EXCERTO DA FONTE
____
Fazer compras no mercado continua a ser possível na Holanda em tempos de covid-19, graças ao sistema de ‘lockdown inteligente’, termo introduzido pelo primeiro.ministro Mark Rutte. Sair da casa só quando estritamente necessário, vigorando ordem de distanciamento social e proibição de agrupamentos de mais de duas pessoas.
Ainda assim, as coffee shops continuam abertasem regime de take-away e os serviços religiosos estão isentos das limitações. O consumo de canábis e as missas dos grupos ultracalvinistas, embora reprovados por virólogos, podem continuar pacíficamente.
O primeiro caso de covid-19 na Holanda foi detetado a 27 de fevereiro, no sul do país. Até esta sexta-feira, 3 de abril, havia mais de 15 mil casos de infeção e 1487 mortos. A capacidade das unidades de cuidados intensivos ameaça esgotar-se em poucas semanas.
A percentagem de casos confirmados que resultaram em morte é de 9,07, o que coloca a Holanda em terceiro lugar na tabela europeia da mortalidade causada pelo novo coronavírus. Só fica atrás da Itália e de Espanha, os países que o ministro das Finanças holandês, Wopke Hoekstra, queria ver investigados pela sua impreparação orçamental para a pandemia.
____
[Entradas guardadas]
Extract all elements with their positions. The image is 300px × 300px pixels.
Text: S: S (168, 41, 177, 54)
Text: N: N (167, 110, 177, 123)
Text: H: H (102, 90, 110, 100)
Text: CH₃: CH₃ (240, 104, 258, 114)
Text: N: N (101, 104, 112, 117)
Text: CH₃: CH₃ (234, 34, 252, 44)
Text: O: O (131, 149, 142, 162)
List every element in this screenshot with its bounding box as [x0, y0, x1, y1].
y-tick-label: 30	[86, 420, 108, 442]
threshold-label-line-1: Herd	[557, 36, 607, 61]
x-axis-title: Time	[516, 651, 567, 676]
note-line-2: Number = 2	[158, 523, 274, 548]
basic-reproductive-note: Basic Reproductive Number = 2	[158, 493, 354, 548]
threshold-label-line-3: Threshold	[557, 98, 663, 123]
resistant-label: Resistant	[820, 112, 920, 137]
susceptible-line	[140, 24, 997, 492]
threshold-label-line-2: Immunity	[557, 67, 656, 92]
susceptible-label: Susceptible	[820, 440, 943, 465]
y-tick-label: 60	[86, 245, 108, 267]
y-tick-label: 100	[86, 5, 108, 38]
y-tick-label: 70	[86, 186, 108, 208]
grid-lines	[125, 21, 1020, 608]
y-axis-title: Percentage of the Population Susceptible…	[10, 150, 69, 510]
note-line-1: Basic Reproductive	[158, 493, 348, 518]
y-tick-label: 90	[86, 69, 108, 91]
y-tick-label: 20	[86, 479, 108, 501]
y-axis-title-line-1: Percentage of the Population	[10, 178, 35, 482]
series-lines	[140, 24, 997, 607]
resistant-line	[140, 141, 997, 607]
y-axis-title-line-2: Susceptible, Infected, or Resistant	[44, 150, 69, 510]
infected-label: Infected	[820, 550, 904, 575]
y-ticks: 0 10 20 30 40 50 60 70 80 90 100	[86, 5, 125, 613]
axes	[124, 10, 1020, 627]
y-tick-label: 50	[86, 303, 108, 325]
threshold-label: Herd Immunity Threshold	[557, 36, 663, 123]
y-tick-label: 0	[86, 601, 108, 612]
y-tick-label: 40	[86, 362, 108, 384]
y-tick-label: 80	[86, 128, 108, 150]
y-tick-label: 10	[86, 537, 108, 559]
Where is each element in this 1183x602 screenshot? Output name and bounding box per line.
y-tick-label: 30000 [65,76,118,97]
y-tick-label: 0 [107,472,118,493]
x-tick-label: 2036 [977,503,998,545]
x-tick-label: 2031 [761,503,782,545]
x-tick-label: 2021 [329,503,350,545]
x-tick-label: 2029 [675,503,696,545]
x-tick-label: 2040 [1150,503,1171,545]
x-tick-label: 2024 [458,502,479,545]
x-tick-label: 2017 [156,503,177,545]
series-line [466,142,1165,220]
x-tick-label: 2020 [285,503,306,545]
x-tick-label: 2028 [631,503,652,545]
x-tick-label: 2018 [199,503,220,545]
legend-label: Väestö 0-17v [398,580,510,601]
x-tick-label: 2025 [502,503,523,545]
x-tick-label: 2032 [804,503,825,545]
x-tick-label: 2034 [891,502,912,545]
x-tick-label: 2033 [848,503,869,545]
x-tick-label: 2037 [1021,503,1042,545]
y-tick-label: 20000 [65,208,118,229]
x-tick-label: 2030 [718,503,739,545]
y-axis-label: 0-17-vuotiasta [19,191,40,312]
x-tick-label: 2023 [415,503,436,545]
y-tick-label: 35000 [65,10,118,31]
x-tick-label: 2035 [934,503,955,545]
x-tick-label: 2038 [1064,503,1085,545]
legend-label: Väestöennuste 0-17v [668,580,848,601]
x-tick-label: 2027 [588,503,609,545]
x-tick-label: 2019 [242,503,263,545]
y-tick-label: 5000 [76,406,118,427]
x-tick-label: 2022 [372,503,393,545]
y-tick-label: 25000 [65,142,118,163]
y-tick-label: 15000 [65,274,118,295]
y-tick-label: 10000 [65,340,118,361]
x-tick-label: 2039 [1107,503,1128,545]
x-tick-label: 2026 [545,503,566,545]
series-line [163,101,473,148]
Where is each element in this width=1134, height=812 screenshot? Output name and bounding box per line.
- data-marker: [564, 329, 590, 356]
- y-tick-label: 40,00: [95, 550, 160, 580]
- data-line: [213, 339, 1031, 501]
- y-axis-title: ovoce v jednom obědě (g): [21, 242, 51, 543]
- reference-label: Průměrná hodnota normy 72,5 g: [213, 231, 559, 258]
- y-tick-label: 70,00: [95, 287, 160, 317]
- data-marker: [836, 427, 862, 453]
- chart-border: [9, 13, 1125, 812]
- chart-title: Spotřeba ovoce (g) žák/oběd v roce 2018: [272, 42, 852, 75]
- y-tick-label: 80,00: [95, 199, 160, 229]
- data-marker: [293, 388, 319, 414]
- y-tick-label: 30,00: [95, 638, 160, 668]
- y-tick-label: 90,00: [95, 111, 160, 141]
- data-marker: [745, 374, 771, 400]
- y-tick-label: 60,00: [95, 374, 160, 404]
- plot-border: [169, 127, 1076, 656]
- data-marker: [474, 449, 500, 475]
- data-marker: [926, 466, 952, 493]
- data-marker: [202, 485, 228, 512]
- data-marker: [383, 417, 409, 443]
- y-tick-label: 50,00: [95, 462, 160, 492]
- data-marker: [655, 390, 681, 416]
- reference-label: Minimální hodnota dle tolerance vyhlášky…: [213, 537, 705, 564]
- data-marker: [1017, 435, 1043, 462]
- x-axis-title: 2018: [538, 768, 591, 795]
____
EXERCÍCIO 1
Verta para inglês esta frase do texto sobre a covid-19 na Holanda: «O primeiro caso de covid-19 na Holanda foi detetado a 27 de fevereiro, no sul do país.»
EXERCÍCIO 2
Prossiga o texto sobre a covid-19 na Holanda a partir da última frase apresentada.
As linhas fornecidas não são necessárias.

RESPOSTA 1
The first case of COVID-19 in the Netherlands was detected on February 27, in the south of the country.

RESPOSTA 2
Ligação inquebrável com a Europa
Além da crise sanitária, há preocupações realtivas aos efeitos económicos da pandemia. O Governo anunciou um pacote de medidas para apoiar empresas e consumidores, que poderá atingir um valor total de 65 mil milhões de euros nos próximos meses. Em comparação: a Alemanha irá gastar mais de 350 mil milhões de euros; a Itália cerca de 25 mil milhões.
“Vamos proteger a nossa economia desta crise, a todo o custo”, anunciou Rutte em março. Como economia mercantil, a Holanda depende da Europa. O velho ditado diz: “Quando a Alemanha espirra, a Holanda fica de cama”. Outro exemplo da interligação económica é a KLM-Air France. Sem o contributo de trabalhadores de outros estados-membros da UE em sectores tão diversos como as estufas ou a tecnologia de informação, a economia holandesa não poderia funcionar.
Hospital de campanha num centro de congressos de Maastricht, a 3 de abril de 2020
MARCEL VAN HOORN/epa
Na semana passada, a comunicação social holandesa deu pouca atenção à tempestade que se levantou na Itália, em Espanha e em Portugal, em reação às declarações do ministro Hoekstra, que o primeiro-ministro António Costa considerou “repugnantes”. Só a publicação, no jornal alemão “Frankfurter Allgemeine Zeitung”, de uma carta aberta de um grupo de dirigentes italianos, condenando a “falta de ética e solidariedade” do Executivo holandês, despertou a atenção da opinião pública holandesa.
Pressão alemã
Desde então, tem crescido a resistência contra o bloqueamento de uma solução da crise por via da emissão de dívida mutualizada, os chamados coronabonds, dentro da coligação de centro-direita e em círculos de economistas influentes.
As bancadas parlamentares de dois dos quatro partidos da coligação governamental criticaram o libral Rutte e o democrata-cristão Hoekstra, falando em “desastre diplomático” e da necessidade de um “Plano Marshall para a Europa do Sul”.
Numa carta aberta no diário “De Volkskrant”, um grupo de mais de 60 economistas defendeu o uso do Mecanismo Europeu de Estabilidade (MES) e um solução temporária com coronabonds como via de saída da crise.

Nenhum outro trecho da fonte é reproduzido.